GIVEN INSTRUCTION | Go through the listing and copy every line word for word.

## start RECORD SET

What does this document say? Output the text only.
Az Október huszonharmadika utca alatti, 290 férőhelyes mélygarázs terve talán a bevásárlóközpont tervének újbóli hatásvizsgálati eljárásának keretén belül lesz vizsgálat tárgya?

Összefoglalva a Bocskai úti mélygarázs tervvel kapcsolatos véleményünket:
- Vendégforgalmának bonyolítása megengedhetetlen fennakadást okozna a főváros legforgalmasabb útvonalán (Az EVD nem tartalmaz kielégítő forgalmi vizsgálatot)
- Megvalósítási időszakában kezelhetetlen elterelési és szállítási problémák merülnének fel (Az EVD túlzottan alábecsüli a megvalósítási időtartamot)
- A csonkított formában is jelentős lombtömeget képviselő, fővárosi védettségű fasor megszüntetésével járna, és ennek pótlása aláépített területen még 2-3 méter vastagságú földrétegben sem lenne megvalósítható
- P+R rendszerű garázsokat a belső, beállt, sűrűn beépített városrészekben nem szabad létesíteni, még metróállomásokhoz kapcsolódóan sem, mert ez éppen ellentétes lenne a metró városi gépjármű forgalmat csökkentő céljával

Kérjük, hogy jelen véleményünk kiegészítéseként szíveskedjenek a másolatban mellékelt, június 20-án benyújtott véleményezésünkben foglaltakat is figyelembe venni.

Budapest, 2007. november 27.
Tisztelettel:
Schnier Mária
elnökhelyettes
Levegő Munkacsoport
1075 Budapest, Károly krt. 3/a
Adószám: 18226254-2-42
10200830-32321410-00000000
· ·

## end RECORD SET

WRITTEN SOLUTION |
What does this document say? Output the text only.
Az Október huszonharmadika utca alatti, 290 férőhelyes mélygarázs terve talán a bevásárlóközpont tervének újbóli hatásvizsgálati eljárásának keretén belül lesz vizsgálat tárgya?

Összefoglalva a Bocskai úti mélygarázs tervvel kapcsolatos véleményünket:
- Vendégforgalmának bonyolítása megengedhetetlen fennakadást okozna a főváros legforgalmasabb útvonalán (Az EVD nem tartalmaz kielégítő forgalmi vizsgálatot)
- Megvalósítási időszakában kezelhetetlen elterelési és szállítási problémák merülnének fel (Az EVD túlzottan alábecsüli a megvalósítási időtartamot)
- A csonkított formában is jelentős lombtömeget képviselő, fővárosi védettségű fasor megszüntetésével járna, és ennek pótlása aláépített területen még 2-3 méter vastagságú földrétegben sem lenne megvalósítható
- P+R rendszerű garázsokat a belső, beállt, sűrűn beépített városrészekben nem szabad létesíteni, még metróállomásokhoz kapcsolódóan sem, mert ez éppen ellentétes lenne a metró városi gépjármű forgalmat csökkentő céljával

Kérjük, hogy jelen véleményünk kiegészítéseként szíveskedjenek a másolatban mellékelt, június 20-án benyújtott véleményezésünkben foglaltakat is figyelembe venni.

Budapest, 2007. november 27.
Tisztelettel:
Schnier Mária
elnökhelyettes
Levegő Munkacsoport
1075 Budapest, Károly krt. 3/a
Adószám: 18226254-2-42
10200830-32321410-00000000
· ·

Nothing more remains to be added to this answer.